REQUIREMENTS: Return the entries below verbatim. Pictures stay out.
<<<<
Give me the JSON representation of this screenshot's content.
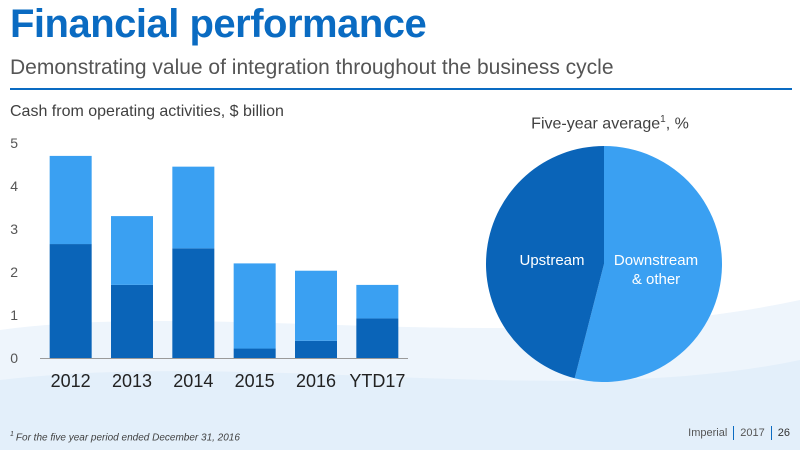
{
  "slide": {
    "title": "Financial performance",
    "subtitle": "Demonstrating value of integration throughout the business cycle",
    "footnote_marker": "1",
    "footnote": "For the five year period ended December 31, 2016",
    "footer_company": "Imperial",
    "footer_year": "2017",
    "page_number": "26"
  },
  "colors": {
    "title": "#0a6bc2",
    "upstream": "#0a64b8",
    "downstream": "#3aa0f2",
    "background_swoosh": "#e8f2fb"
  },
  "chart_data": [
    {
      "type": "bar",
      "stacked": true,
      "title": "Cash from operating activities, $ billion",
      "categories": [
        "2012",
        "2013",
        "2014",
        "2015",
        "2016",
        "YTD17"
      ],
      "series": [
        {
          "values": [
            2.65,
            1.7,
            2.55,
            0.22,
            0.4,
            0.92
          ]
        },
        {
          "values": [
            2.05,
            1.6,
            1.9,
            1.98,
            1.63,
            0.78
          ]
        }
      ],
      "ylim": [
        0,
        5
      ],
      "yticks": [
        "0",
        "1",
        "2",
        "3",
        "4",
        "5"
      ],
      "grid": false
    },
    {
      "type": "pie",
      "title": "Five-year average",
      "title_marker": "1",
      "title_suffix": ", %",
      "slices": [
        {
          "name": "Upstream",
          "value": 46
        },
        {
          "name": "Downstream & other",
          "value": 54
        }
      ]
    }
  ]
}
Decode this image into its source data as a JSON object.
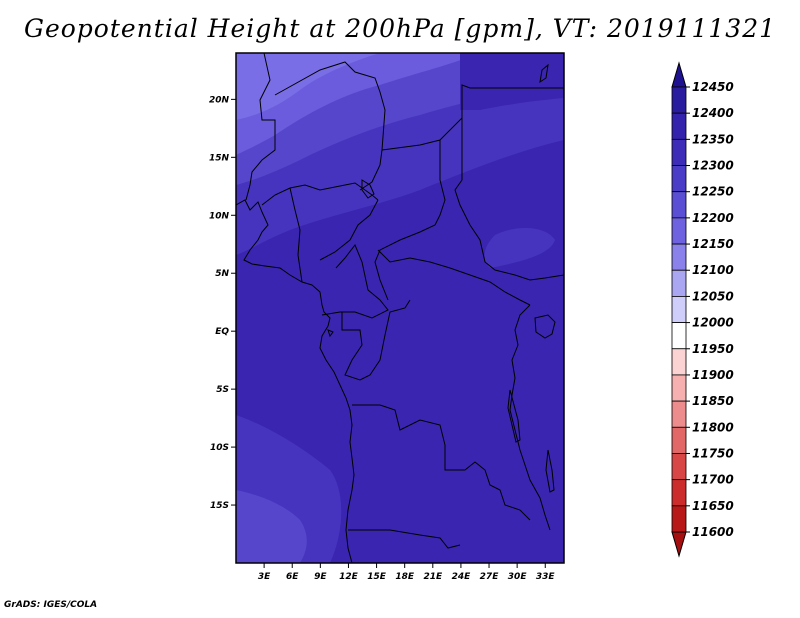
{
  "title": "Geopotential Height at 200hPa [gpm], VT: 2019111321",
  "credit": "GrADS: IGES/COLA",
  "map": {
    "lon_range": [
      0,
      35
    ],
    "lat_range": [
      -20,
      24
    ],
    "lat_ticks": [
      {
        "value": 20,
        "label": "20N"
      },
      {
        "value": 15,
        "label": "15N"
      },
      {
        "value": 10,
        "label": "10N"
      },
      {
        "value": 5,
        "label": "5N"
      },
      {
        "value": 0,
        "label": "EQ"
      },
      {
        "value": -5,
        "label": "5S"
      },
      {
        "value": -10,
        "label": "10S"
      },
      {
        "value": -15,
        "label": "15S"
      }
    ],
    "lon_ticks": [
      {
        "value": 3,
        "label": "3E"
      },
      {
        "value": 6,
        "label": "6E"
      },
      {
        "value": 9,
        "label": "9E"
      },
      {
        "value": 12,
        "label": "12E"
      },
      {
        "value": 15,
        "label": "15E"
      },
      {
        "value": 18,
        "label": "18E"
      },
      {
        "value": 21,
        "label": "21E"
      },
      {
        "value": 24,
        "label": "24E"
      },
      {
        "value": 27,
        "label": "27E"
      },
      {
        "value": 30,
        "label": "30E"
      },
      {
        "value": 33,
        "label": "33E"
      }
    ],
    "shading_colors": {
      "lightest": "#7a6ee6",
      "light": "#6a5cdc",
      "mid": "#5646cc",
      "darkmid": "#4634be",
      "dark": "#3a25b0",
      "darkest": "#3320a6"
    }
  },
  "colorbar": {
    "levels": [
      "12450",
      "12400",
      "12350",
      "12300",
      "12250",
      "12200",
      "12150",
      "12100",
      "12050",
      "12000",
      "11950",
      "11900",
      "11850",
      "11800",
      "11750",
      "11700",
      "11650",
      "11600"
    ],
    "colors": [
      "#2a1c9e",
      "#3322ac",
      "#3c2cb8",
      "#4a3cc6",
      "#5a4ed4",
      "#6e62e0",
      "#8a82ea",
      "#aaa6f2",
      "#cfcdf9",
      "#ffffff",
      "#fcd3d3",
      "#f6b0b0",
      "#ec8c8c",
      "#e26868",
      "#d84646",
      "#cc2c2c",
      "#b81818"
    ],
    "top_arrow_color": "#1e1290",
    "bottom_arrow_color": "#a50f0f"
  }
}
>>>>
EXERCISE RESPONSE:
Give me the JSON representation of this screenshot's content.
{
  "slide": {
    "title": "Financial performance",
    "subtitle": "Demonstrating value of integration throughout the business cycle",
    "footnote_marker": "1",
    "footnote": "For the five year period ended December 31, 2016",
    "footer_company": "Imperial",
    "footer_year": "2017",
    "page_number": "26"
  },
  "colors": {
    "title": "#0a6bc2",
    "upstream": "#0a64b8",
    "downstream": "#3aa0f2",
    "background_swoosh": "#e8f2fb"
  },
  "chart_data": [
    {
      "type": "bar",
      "stacked": true,
      "title": "Cash from operating activities, $ billion",
      "categories": [
        "2012",
        "2013",
        "2014",
        "2015",
        "2016",
        "YTD17"
      ],
      "series": [
        {
          "values": [
            2.65,
            1.7,
            2.55,
            0.22,
            0.4,
            0.92
          ]
        },
        {
          "values": [
            2.05,
            1.6,
            1.9,
            1.98,
            1.63,
            0.78
          ]
        }
      ],
      "ylim": [
        0,
        5
      ],
      "yticks": [
        "0",
        "1",
        "2",
        "3",
        "4",
        "5"
      ],
      "grid": false
    },
    {
      "type": "pie",
      "title": "Five-year average",
      "title_marker": "1",
      "title_suffix": ", %",
      "slices": [
        {
          "name": "Upstream",
          "value": 46
        },
        {
          "name": "Downstream & other",
          "value": 54
        }
      ]
    }
  ]
}
Decode this image into its source data as a JSON object.
{
  "title": "Geopotential Height at 200hPa [gpm], VT: 2019111321",
  "credit": "GrADS: IGES/COLA",
  "map": {
    "lon_range": [
      0,
      35
    ],
    "lat_range": [
      -20,
      24
    ],
    "lat_ticks": [
      {
        "value": 20,
        "label": "20N"
      },
      {
        "value": 15,
        "label": "15N"
      },
      {
        "value": 10,
        "label": "10N"
      },
      {
        "value": 5,
        "label": "5N"
      },
      {
        "value": 0,
        "label": "EQ"
      },
      {
        "value": -5,
        "label": "5S"
      },
      {
        "value": -10,
        "label": "10S"
      },
      {
        "value": -15,
        "label": "15S"
      }
    ],
    "lon_ticks": [
      {
        "value": 3,
        "label": "3E"
      },
      {
        "value": 6,
        "label": "6E"
      },
      {
        "value": 9,
        "label": "9E"
      },
      {
        "value": 12,
        "label": "12E"
      },
      {
        "value": 15,
        "label": "15E"
      },
      {
        "value": 18,
        "label": "18E"
      },
      {
        "value": 21,
        "label": "21E"
      },
      {
        "value": 24,
        "label": "24E"
      },
      {
        "value": 27,
        "label": "27E"
      },
      {
        "value": 30,
        "label": "30E"
      },
      {
        "value": 33,
        "label": "33E"
      }
    ],
    "shading_colors": {
      "lightest": "#7a6ee6",
      "light": "#6a5cdc",
      "mid": "#5646cc",
      "darkmid": "#4634be",
      "dark": "#3a25b0",
      "darkest": "#3320a6"
    }
  },
  "colorbar": {
    "levels": [
      "12450",
      "12400",
      "12350",
      "12300",
      "12250",
      "12200",
      "12150",
      "12100",
      "12050",
      "12000",
      "11950",
      "11900",
      "11850",
      "11800",
      "11750",
      "11700",
      "11650",
      "11600"
    ],
    "colors": [
      "#2a1c9e",
      "#3322ac",
      "#3c2cb8",
      "#4a3cc6",
      "#5a4ed4",
      "#6e62e0",
      "#8a82ea",
      "#aaa6f2",
      "#cfcdf9",
      "#ffffff",
      "#fcd3d3",
      "#f6b0b0",
      "#ec8c8c",
      "#e26868",
      "#d84646",
      "#cc2c2c",
      "#b81818"
    ],
    "top_arrow_color": "#1e1290",
    "bottom_arrow_color": "#a50f0f"
  }
}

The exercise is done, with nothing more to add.